What you have to do: Write down every entry below once more, exactly.

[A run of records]
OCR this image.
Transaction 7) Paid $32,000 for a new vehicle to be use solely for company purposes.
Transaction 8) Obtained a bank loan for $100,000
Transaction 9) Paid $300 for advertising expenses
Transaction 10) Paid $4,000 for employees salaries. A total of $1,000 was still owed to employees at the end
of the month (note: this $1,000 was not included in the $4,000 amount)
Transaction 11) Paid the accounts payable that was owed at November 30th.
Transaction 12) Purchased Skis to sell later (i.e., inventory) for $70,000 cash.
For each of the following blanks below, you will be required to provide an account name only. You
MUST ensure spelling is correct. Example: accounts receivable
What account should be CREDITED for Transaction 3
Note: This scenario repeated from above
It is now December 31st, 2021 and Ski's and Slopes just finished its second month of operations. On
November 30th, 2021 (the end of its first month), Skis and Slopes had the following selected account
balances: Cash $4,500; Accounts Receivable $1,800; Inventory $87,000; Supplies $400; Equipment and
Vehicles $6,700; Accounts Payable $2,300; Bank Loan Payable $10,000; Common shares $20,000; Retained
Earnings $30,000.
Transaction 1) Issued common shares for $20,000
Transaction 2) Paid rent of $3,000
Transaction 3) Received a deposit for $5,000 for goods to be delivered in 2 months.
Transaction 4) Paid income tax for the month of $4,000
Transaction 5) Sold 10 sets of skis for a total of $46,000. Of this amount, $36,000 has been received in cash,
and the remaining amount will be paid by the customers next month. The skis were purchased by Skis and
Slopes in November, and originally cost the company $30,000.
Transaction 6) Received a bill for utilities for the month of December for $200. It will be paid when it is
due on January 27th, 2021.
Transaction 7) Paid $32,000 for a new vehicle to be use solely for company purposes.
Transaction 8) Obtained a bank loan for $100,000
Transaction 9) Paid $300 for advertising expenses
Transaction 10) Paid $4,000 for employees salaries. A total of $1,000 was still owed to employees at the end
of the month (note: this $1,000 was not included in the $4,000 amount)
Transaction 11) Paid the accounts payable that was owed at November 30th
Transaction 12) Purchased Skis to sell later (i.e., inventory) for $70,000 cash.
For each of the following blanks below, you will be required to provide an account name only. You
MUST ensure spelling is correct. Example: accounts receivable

Answer:
OCR this image.
Transaction 7) Paid $32,000 for a new vehicle to be use solely for company purposes.
Transaction 8) Obtained a bank loan for $100,000
Transaction 9) Paid $300 for advertising expenses
Transaction 10) Paid $4,000 for employees salaries. A total of $1,000 was still owed to employees at the end
of the month (note: this $1,000 was not included in the $4,000 amount)
Transaction 11) Paid the accounts payable that was owed at November 30th.
Transaction 12) Purchased Skis to sell later (i.e., inventory) for $70,000 cash.
For each of the following blanks below, you will be required to provide an account name only. You
MUST ensure spelling is correct. Example: accounts receivable
What account should be CREDITED for Transaction 3
Note: This scenario repeated from above
It is now December 31st, 2021 and Ski's and Slopes just finished its second month of operations. On
November 30th, 2021 (the end of its first month), Skis and Slopes had the following selected account
balances: Cash $4,500; Accounts Receivable $1,800; Inventory $87,000; Supplies $400; Equipment and
Vehicles $6,700; Accounts Payable $2,300; Bank Loan Payable $10,000; Common shares $20,000; Retained
Earnings $30,000.
Transaction 1) Issued common shares for $20,000
Transaction 2) Paid rent of $3,000
Transaction 3) Received a deposit for $5,000 for goods to be delivered in 2 months.
Transaction 4) Paid income tax for the month of $4,000
Transaction 5) Sold 10 sets of skis for a total of $46,000. Of this amount, $36,000 has been received in cash,
and the remaining amount will be paid by the customers next month. The skis were purchased by Skis and
Slopes in November, and originally cost the company $30,000.
Transaction 6) Received a bill for utilities for the month of December for $200. It will be paid when it is
due on January 27th, 2021.
Transaction 7) Paid $32,000 for a new vehicle to be use solely for company purposes.
Transaction 8) Obtained a bank loan for $100,000
Transaction 9) Paid $300 for advertising expenses
Transaction 10) Paid $4,000 for employees salaries. A total of $1,000 was still owed to employees at the end
of the month (note: this $1,000 was not included in the $4,000 amount)
Transaction 11) Paid the accounts payable that was owed at November 30th
Transaction 12) Purchased Skis to sell later (i.e., inventory) for $70,000 cash.
For each of the following blanks below, you will be required to provide an account name only. You
MUST ensure spelling is correct. Example: accounts receivable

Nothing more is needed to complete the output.